WHAT NEEDS TO BE DONE -> Can you quote the records below in full, word for word?
______________________________
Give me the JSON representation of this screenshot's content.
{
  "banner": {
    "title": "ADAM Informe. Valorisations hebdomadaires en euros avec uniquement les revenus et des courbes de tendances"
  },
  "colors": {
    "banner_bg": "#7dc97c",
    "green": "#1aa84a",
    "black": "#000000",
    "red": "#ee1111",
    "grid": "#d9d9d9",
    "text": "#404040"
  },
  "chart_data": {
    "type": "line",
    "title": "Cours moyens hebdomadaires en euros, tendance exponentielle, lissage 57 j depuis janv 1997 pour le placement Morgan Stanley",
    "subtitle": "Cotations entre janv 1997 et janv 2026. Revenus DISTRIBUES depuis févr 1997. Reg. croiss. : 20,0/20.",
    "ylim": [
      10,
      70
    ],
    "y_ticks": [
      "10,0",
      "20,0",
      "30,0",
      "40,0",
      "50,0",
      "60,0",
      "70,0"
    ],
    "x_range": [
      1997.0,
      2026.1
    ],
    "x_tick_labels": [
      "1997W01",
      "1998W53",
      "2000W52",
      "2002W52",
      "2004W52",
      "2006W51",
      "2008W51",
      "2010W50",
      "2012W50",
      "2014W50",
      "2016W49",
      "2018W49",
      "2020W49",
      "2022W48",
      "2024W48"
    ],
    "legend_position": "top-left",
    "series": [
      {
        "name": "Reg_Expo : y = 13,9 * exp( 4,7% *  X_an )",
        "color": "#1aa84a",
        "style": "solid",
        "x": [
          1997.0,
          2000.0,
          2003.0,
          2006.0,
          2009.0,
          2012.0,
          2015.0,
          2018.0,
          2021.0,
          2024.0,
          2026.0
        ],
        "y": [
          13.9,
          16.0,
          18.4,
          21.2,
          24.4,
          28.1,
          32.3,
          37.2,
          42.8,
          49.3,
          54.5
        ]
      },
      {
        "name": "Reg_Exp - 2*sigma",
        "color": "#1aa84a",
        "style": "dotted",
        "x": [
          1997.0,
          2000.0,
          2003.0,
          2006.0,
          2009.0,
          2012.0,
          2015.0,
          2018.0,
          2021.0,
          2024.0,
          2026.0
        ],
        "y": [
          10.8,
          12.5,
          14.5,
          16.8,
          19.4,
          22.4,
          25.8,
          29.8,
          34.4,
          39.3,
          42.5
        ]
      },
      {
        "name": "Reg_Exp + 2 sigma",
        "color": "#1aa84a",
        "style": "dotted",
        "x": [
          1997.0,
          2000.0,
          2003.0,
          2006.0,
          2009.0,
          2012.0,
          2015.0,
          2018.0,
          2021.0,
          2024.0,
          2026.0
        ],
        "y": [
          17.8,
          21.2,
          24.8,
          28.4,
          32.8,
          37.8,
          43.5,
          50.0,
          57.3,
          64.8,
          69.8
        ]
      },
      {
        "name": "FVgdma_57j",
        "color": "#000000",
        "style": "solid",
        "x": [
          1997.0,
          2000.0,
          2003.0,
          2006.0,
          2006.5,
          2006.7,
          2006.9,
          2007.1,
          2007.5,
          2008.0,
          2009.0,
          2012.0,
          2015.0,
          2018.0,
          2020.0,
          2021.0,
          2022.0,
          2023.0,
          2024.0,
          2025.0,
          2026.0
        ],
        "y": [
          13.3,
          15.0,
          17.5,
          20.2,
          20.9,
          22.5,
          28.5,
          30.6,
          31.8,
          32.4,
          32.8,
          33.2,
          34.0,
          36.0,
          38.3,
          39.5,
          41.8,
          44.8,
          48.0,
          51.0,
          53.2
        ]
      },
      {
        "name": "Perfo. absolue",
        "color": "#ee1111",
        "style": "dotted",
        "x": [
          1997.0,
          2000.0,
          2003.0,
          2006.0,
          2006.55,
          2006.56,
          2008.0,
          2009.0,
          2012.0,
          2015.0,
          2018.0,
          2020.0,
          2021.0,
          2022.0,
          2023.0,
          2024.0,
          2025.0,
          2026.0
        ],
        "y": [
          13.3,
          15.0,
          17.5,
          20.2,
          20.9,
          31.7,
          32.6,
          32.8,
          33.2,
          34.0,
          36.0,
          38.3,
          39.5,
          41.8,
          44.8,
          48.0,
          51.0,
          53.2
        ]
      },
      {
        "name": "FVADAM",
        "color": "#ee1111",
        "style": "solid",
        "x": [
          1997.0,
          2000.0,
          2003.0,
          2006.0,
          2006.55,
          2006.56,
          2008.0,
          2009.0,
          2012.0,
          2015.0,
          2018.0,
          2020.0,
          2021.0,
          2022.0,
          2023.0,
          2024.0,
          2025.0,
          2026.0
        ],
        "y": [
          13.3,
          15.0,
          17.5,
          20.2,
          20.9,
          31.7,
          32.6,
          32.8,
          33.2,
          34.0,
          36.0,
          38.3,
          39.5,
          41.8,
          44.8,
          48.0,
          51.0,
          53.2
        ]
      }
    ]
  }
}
______________________________
CORRECT RESPONSE ->
Give me the JSON representation of this screenshot's content.
{
  "banner": {
    "title": "ADAM Informe. Valorisations hebdomadaires en euros avec uniquement les revenus et des courbes de tendances"
  },
  "colors": {
    "banner_bg": "#7dc97c",
    "green": "#1aa84a",
    "black": "#000000",
    "red": "#ee1111",
    "grid": "#d9d9d9",
    "text": "#404040"
  },
  "chart_data": {
    "type": "line",
    "title": "Cours moyens hebdomadaires en euros, tendance exponentielle, lissage 57 j depuis janv 1997 pour le placement Morgan Stanley",
    "subtitle": "Cotations entre janv 1997 et janv 2026. Revenus DISTRIBUES depuis févr 1997. Reg. croiss. : 20,0/20.",
    "ylim": [
      10,
      70
    ],
    "y_ticks": [
      "10,0",
      "20,0",
      "30,0",
      "40,0",
      "50,0",
      "60,0",
      "70,0"
    ],
    "x_range": [
      1997.0,
      2026.1
    ],
    "x_tick_labels": [
      "1997W01",
      "1998W53",
      "2000W52",
      "2002W52",
      "2004W52",
      "2006W51",
      "2008W51",
      "2010W50",
      "2012W50",
      "2014W50",
      "2016W49",
      "2018W49",
      "2020W49",
      "2022W48",
      "2024W48"
    ],
    "legend_position": "top-left",
    "series": [
      {
        "name": "Reg_Expo : y = 13,9 * exp( 4,7% *  X_an )",
        "color": "#1aa84a",
        "style": "solid",
        "x": [
          1997.0,
          2000.0,
          2003.0,
          2006.0,
          2009.0,
          2012.0,
          2015.0,
          2018.0,
          2021.0,
          2024.0,
          2026.0
        ],
        "y": [
          13.9,
          16.0,
          18.4,
          21.2,
          24.4,
          28.1,
          32.3,
          37.2,
          42.8,
          49.3,
          54.5
        ]
      },
      {
        "name": "Reg_Exp - 2*sigma",
        "color": "#1aa84a",
        "style": "dotted",
        "x": [
          1997.0,
          2000.0,
          2003.0,
          2006.0,
          2009.0,
          2012.0,
          2015.0,
          2018.0,
          2021.0,
          2024.0,
          2026.0
        ],
        "y": [
          10.8,
          12.5,
          14.5,
          16.8,
          19.4,
          22.4,
          25.8,
          29.8,
          34.4,
          39.3,
          42.5
        ]
      },
      {
        "name": "Reg_Exp + 2 sigma",
        "color": "#1aa84a",
        "style": "dotted",
        "x": [
          1997.0,
          2000.0,
          2003.0,
          2006.0,
          2009.0,
          2012.0,
          2015.0,
          2018.0,
          2021.0,
          2024.0,
          2026.0
        ],
        "y": [
          17.8,
          21.2,
          24.8,
          28.4,
          32.8,
          37.8,
          43.5,
          50.0,
          57.3,
          64.8,
          69.8
        ]
      },
      {
        "name": "FVgdma_57j",
        "color": "#000000",
        "style": "solid",
        "x": [
          1997.0,
          2000.0,
          2003.0,
          2006.0,
          2006.5,
          2006.7,
          2006.9,
          2007.1,
          2007.5,
          2008.0,
          2009.0,
          2012.0,
          2015.0,
          2018.0,
          2020.0,
          2021.0,
          2022.0,
          2023.0,
          2024.0,
          2025.0,
          2026.0
        ],
        "y": [
          13.3,
          15.0,
          17.5,
          20.2,
          20.9,
          22.5,
          28.5,
          30.6,
          31.8,
          32.4,
          32.8,
          33.2,
          34.0,
          36.0,
          38.3,
          39.5,
          41.8,
          44.8,
          48.0,
          51.0,
          53.2
        ]
      },
      {
        "name": "Perfo. absolue",
        "color": "#ee1111",
        "style": "dotted",
        "x": [
          1997.0,
          2000.0,
          2003.0,
          2006.0,
          2006.55,
          2006.56,
          2008.0,
          2009.0,
          2012.0,
          2015.0,
          2018.0,
          2020.0,
          2021.0,
          2022.0,
          2023.0,
          2024.0,
          2025.0,
          2026.0
        ],
        "y": [
          13.3,
          15.0,
          17.5,
          20.2,
          20.9,
          31.7,
          32.6,
          32.8,
          33.2,
          34.0,
          36.0,
          38.3,
          39.5,
          41.8,
          44.8,
          48.0,
          51.0,
          53.2
        ]
      },
      {
        "name": "FVADAM",
        "color": "#ee1111",
        "style": "solid",
        "x": [
          1997.0,
          2000.0,
          2003.0,
          2006.0,
          2006.55,
          2006.56,
          2008.0,
          2009.0,
          2012.0,
          2015.0,
          2018.0,
          2020.0,
          2021.0,
          2022.0,
          2023.0,
          2024.0,
          2025.0,
          2026.0
        ],
        "y": [
          13.3,
          15.0,
          17.5,
          20.2,
          20.9,
          31.7,
          32.6,
          32.8,
          33.2,
          34.0,
          36.0,
          38.3,
          39.5,
          41.8,
          44.8,
          48.0,
          51.0,
          53.2
        ]
      }
    ]
  }
}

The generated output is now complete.